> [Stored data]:
╔══
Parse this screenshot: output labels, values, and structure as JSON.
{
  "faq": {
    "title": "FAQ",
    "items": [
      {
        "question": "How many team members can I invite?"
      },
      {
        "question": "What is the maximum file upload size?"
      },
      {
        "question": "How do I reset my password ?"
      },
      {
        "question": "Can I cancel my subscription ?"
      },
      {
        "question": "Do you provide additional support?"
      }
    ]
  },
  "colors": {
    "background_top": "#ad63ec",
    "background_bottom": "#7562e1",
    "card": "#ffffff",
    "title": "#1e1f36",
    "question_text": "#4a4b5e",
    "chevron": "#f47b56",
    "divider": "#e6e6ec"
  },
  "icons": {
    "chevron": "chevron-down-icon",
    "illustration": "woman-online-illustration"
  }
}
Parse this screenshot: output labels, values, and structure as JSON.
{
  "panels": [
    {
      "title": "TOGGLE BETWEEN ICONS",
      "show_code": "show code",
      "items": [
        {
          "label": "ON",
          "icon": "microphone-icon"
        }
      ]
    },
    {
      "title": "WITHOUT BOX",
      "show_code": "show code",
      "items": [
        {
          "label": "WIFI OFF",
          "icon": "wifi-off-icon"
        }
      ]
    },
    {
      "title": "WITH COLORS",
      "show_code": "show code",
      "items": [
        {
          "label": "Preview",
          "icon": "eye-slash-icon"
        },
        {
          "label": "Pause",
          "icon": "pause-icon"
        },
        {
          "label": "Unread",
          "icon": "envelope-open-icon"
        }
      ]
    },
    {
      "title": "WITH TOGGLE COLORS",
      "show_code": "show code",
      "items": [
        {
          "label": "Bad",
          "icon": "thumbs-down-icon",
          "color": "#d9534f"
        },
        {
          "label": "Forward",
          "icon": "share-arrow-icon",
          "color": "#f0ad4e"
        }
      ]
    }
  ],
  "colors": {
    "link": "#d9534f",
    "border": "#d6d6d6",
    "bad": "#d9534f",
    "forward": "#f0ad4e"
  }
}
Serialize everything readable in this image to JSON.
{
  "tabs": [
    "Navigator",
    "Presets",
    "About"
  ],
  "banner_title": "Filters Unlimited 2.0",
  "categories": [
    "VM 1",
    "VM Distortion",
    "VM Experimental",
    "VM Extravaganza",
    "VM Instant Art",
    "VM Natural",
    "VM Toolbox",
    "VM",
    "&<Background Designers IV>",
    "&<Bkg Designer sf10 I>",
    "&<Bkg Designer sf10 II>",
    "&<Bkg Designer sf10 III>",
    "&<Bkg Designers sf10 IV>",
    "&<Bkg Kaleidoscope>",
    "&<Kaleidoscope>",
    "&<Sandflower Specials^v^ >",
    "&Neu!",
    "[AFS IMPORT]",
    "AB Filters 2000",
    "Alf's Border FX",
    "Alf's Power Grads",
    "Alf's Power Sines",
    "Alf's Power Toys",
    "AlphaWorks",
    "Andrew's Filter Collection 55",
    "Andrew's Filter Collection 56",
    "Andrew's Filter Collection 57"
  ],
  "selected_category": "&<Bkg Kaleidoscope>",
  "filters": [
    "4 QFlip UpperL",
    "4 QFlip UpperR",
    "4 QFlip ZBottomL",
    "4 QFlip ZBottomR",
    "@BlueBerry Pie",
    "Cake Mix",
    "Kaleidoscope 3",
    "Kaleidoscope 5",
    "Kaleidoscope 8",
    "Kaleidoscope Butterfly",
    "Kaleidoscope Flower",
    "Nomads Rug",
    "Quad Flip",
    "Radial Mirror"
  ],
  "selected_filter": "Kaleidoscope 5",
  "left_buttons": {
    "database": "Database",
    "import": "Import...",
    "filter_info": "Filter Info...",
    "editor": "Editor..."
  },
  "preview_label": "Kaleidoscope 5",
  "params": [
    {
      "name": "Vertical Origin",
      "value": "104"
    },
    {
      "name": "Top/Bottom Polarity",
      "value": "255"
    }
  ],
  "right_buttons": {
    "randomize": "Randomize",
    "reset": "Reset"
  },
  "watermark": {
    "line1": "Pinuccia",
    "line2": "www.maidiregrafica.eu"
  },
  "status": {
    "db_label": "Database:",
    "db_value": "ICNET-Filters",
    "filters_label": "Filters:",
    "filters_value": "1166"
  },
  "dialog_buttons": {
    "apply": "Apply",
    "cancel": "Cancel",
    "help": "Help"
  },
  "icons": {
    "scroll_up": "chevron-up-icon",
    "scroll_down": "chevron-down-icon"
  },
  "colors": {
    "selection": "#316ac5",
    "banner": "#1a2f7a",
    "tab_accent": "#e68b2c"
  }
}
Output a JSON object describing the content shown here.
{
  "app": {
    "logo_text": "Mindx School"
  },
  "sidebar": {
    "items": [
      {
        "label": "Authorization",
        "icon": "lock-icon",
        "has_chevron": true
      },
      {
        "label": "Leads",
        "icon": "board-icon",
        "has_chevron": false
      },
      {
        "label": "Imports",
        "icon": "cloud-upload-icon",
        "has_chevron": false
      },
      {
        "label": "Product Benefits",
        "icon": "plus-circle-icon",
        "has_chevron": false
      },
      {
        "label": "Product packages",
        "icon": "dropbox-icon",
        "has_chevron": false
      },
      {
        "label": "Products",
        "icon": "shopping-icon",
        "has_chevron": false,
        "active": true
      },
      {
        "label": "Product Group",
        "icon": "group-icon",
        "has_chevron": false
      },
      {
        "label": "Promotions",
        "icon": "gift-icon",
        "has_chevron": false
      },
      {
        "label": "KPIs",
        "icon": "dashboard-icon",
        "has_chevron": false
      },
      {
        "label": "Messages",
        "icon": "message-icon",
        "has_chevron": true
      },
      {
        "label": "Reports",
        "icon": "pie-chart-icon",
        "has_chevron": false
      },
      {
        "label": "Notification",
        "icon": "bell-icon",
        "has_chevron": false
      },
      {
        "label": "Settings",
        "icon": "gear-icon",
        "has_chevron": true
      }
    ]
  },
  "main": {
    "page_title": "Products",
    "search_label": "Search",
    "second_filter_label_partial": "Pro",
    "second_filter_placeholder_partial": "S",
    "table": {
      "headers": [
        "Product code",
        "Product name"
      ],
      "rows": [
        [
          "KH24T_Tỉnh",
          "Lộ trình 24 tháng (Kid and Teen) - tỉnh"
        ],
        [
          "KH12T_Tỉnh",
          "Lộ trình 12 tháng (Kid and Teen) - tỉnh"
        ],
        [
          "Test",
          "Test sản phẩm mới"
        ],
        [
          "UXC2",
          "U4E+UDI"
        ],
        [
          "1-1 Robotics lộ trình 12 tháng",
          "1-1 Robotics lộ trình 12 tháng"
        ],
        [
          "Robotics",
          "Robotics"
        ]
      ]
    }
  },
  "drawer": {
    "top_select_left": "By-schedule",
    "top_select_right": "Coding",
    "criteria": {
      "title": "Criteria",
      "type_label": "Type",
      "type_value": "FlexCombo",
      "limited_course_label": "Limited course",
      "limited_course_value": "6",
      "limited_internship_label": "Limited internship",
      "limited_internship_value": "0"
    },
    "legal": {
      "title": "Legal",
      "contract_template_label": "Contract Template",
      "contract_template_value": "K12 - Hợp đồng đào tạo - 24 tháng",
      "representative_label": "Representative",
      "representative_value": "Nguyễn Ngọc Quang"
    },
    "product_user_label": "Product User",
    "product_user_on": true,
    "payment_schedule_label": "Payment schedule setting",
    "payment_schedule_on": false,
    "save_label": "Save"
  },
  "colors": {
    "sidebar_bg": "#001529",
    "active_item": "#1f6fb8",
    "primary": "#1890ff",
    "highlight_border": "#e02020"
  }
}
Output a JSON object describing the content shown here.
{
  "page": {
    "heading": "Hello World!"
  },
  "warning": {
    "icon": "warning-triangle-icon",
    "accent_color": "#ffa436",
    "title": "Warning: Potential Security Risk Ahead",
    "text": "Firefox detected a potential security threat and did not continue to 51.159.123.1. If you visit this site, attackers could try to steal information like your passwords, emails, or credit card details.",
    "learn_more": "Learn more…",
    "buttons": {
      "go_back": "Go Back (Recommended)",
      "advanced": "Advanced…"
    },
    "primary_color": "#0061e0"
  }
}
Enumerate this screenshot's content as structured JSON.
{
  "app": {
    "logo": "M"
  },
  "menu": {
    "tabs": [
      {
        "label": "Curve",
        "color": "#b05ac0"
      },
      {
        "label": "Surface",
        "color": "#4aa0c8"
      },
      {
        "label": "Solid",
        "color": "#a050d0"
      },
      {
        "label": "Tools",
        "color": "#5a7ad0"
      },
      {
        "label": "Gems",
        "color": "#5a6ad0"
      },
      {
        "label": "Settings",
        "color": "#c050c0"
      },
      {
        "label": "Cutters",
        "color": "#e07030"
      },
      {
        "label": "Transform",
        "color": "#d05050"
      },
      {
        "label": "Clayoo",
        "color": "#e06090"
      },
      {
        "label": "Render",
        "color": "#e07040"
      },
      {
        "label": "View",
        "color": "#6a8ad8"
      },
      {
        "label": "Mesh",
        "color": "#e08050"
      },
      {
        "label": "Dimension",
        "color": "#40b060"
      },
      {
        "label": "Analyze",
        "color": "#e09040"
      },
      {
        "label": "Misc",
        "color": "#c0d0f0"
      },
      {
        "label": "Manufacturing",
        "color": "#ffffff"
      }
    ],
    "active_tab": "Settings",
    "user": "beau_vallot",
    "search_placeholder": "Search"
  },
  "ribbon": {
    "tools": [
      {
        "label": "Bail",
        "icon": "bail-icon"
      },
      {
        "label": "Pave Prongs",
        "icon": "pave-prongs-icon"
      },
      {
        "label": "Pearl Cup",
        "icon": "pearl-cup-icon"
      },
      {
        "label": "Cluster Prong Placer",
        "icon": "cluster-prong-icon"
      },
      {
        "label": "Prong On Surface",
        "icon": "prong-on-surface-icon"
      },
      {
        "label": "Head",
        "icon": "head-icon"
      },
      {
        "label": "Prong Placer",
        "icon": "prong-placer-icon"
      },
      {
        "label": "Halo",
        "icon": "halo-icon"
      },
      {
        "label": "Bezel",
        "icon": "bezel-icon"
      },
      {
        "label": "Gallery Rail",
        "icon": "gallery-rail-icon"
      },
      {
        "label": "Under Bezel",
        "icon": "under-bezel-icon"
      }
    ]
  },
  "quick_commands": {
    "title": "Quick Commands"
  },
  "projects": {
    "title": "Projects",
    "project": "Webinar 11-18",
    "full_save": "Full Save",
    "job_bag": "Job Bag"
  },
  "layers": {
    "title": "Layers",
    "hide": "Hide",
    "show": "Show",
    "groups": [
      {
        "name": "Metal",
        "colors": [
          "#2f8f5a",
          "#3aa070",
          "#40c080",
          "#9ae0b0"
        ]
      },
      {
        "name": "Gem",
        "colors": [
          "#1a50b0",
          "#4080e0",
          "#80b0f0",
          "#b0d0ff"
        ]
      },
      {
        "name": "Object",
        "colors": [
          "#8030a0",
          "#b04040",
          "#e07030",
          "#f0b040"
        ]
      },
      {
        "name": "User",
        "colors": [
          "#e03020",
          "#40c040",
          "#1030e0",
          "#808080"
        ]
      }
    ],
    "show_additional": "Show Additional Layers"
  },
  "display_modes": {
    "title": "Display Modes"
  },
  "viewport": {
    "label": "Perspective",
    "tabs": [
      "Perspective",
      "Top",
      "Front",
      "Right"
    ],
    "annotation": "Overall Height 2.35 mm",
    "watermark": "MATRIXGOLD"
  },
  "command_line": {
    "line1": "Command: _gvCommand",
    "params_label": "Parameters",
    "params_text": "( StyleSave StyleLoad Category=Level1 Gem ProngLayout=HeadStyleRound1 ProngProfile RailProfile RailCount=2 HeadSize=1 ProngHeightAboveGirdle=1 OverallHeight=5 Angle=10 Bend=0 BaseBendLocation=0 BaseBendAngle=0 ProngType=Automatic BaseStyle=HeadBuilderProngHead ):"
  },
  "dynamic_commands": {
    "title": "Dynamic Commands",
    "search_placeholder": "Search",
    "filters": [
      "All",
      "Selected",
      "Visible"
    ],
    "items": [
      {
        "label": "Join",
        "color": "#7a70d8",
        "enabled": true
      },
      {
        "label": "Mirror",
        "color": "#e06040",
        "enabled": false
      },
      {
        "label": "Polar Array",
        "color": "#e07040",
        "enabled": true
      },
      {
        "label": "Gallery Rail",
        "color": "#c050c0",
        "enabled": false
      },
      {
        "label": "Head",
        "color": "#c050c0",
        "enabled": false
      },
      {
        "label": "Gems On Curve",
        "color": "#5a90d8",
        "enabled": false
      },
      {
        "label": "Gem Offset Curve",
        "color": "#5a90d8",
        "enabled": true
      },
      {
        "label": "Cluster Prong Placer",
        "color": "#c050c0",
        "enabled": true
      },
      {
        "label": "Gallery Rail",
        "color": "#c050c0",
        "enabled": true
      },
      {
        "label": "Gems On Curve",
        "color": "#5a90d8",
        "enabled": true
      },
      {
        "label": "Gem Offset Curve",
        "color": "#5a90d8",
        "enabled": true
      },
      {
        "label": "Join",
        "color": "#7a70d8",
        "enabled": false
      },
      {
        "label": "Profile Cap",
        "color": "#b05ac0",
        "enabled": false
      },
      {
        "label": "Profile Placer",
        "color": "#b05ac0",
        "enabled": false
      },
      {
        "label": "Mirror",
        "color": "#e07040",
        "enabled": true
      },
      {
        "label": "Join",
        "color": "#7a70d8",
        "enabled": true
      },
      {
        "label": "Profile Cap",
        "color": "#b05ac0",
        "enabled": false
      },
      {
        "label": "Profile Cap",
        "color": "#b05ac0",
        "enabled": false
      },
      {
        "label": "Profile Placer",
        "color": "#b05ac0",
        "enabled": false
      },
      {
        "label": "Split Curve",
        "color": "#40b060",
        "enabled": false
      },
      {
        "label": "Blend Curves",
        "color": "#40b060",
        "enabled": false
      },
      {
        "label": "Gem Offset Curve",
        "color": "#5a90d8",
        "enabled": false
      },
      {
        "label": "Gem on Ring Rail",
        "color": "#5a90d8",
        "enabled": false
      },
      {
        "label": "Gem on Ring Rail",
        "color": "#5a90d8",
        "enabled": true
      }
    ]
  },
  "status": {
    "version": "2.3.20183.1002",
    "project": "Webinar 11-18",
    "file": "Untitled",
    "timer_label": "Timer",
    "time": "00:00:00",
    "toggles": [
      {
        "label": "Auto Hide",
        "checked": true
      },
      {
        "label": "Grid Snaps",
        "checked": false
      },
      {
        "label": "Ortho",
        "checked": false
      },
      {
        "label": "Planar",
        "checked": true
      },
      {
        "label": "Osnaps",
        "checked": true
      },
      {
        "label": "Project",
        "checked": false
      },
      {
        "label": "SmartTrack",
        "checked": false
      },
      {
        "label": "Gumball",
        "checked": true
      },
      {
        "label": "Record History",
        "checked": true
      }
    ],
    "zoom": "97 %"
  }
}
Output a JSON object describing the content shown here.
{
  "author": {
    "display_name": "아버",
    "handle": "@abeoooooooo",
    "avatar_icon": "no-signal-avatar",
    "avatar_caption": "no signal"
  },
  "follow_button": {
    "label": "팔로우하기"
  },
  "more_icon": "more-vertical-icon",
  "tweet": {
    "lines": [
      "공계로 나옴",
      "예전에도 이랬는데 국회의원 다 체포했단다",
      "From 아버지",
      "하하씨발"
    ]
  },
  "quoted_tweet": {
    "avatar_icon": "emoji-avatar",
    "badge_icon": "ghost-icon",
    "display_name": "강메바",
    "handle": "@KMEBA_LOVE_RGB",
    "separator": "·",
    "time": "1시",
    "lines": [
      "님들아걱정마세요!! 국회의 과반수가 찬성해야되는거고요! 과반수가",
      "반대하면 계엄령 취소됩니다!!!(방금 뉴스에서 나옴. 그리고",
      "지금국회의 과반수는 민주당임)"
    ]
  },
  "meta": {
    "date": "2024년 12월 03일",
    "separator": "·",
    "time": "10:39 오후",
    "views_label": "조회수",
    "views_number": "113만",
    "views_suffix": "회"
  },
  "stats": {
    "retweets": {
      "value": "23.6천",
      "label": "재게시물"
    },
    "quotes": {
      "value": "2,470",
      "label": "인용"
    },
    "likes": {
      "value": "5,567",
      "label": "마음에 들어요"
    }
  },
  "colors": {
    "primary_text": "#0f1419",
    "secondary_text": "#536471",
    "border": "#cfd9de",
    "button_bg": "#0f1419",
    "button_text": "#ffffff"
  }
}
╚══
> [Description of the task]: Check each line above for the string "this" and show the ones that have it.

> [Complete output]:
Parse this screenshot: output labels, values, and structure as JSON.
Parse this screenshot: output labels, values, and structure as JSON.
Serialize everything readable in this image to JSON.
    "text": "Firefox detected a potential security threat and did not continue to 51.159.123.1. If you visit this site, attackers could try to steal information like your passwords, emails, or credit card details.",
Enumerate this screenshot's content as structured JSON.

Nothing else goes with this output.